== What you have to do ==
Write out the whole listing word for word.

(Records from a data source)
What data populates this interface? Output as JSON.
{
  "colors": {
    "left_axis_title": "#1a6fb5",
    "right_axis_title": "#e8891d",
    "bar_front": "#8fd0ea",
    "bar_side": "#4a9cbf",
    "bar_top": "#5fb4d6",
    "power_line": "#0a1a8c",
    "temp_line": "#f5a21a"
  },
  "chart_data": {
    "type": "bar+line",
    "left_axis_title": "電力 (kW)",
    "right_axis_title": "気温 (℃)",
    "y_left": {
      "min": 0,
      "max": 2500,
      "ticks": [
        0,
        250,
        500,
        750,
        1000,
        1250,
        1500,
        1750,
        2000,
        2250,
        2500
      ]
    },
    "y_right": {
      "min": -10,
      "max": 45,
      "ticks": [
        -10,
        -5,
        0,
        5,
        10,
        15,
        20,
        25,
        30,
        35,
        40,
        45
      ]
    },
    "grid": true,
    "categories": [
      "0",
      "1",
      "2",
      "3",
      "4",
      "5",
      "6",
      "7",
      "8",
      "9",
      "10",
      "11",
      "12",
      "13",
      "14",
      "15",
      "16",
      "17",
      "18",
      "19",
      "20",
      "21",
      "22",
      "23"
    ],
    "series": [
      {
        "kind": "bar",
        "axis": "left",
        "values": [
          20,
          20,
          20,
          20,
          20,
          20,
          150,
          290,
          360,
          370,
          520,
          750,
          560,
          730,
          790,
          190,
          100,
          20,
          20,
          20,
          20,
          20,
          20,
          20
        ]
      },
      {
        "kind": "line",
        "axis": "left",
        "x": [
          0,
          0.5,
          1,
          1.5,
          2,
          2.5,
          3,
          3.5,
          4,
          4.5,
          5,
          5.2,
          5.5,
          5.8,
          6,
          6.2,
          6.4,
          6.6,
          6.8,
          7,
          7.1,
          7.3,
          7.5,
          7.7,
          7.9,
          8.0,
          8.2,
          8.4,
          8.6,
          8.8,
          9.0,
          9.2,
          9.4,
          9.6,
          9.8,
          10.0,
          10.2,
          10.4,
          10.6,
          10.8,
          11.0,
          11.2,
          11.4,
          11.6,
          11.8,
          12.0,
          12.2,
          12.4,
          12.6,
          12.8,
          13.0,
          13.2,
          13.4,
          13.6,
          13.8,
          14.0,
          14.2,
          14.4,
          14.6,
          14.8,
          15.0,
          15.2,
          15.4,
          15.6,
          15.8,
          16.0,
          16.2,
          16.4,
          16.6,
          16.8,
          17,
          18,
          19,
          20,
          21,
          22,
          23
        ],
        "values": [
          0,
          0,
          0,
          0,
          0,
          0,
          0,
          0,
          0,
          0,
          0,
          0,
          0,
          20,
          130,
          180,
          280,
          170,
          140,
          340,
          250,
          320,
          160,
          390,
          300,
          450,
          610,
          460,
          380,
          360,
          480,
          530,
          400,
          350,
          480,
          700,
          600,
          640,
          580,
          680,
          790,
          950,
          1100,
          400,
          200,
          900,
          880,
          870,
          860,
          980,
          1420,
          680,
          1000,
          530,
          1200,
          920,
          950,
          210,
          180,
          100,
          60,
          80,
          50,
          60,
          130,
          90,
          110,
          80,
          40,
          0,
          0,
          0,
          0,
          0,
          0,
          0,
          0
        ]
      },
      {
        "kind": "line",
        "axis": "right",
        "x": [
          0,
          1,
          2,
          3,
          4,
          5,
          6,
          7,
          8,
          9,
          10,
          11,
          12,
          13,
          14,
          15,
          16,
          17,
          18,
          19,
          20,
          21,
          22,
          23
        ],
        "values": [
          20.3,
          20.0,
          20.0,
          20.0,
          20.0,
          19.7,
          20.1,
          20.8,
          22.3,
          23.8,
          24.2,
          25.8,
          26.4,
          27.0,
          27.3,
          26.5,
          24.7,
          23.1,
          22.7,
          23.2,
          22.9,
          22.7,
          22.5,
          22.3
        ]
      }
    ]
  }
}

== Response to the exercise ==
What data populates this interface? Output as JSON.
{
  "colors": {
    "left_axis_title": "#1a6fb5",
    "right_axis_title": "#e8891d",
    "bar_front": "#8fd0ea",
    "bar_side": "#4a9cbf",
    "bar_top": "#5fb4d6",
    "power_line": "#0a1a8c",
    "temp_line": "#f5a21a"
  },
  "chart_data": {
    "type": "bar+line",
    "left_axis_title": "電力 (kW)",
    "right_axis_title": "気温 (℃)",
    "y_left": {
      "min": 0,
      "max": 2500,
      "ticks": [
        0,
        250,
        500,
        750,
        1000,
        1250,
        1500,
        1750,
        2000,
        2250,
        2500
      ]
    },
    "y_right": {
      "min": -10,
      "max": 45,
      "ticks": [
        -10,
        -5,
        0,
        5,
        10,
        15,
        20,
        25,
        30,
        35,
        40,
        45
      ]
    },
    "grid": true,
    "categories": [
      "0",
      "1",
      "2",
      "3",
      "4",
      "5",
      "6",
      "7",
      "8",
      "9",
      "10",
      "11",
      "12",
      "13",
      "14",
      "15",
      "16",
      "17",
      "18",
      "19",
      "20",
      "21",
      "22",
      "23"
    ],
    "series": [
      {
        "kind": "bar",
        "axis": "left",
        "values": [
          20,
          20,
          20,
          20,
          20,
          20,
          150,
          290,
          360,
          370,
          520,
          750,
          560,
          730,
          790,
          190,
          100,
          20,
          20,
          20,
          20,
          20,
          20,
          20
        ]
      },
      {
        "kind": "line",
        "axis": "left",
        "x": [
          0,
          0.5,
          1,
          1.5,
          2,
          2.5,
          3,
          3.5,
          4,
          4.5,
          5,
          5.2,
          5.5,
          5.8,
          6,
          6.2,
          6.4,
          6.6,
          6.8,
          7,
          7.1,
          7.3,
          7.5,
          7.7,
          7.9,
          8.0,
          8.2,
          8.4,
          8.6,
          8.8,
          9.0,
          9.2,
          9.4,
          9.6,
          9.8,
          10.0,
          10.2,
          10.4,
          10.6,
          10.8,
          11.0,
          11.2,
          11.4,
          11.6,
          11.8,
          12.0,
          12.2,
          12.4,
          12.6,
          12.8,
          13.0,
          13.2,
          13.4,
          13.6,
          13.8,
          14.0,
          14.2,
          14.4,
          14.6,
          14.8,
          15.0,
          15.2,
          15.4,
          15.6,
          15.8,
          16.0,
          16.2,
          16.4,
          16.6,
          16.8,
          17,
          18,
          19,
          20,
          21,
          22,
          23
        ],
        "values": [
          0,
          0,
          0,
          0,
          0,
          0,
          0,
          0,
          0,
          0,
          0,
          0,
          0,
          20,
          130,
          180,
          280,
          170,
          140,
          340,
          250,
          320,
          160,
          390,
          300,
          450,
          610,
          460,
          380,
          360,
          480,
          530,
          400,
          350,
          480,
          700,
          600,
          640,
          580,
          680,
          790,
          950,
          1100,
          400,
          200,
          900,
          880,
          870,
          860,
          980,
          1420,
          680,
          1000,
          530,
          1200,
          920,
          950,
          210,
          180,
          100,
          60,
          80,
          50,
          60,
          130,
          90,
          110,
          80,
          40,
          0,
          0,
          0,
          0,
          0,
          0,
          0,
          0
        ]
      },
      {
        "kind": "line",
        "axis": "right",
        "x": [
          0,
          1,
          2,
          3,
          4,
          5,
          6,
          7,
          8,
          9,
          10,
          11,
          12,
          13,
          14,
          15,
          16,
          17,
          18,
          19,
          20,
          21,
          22,
          23
        ],
        "values": [
          20.3,
          20.0,
          20.0,
          20.0,
          20.0,
          19.7,
          20.1,
          20.8,
          22.3,
          23.8,
          24.2,
          25.8,
          26.4,
          27.0,
          27.3,
          26.5,
          24.7,
          23.1,
          22.7,
          23.2,
          22.9,
          22.7,
          22.5,
          22.3
        ]
      }
    ]
  }
}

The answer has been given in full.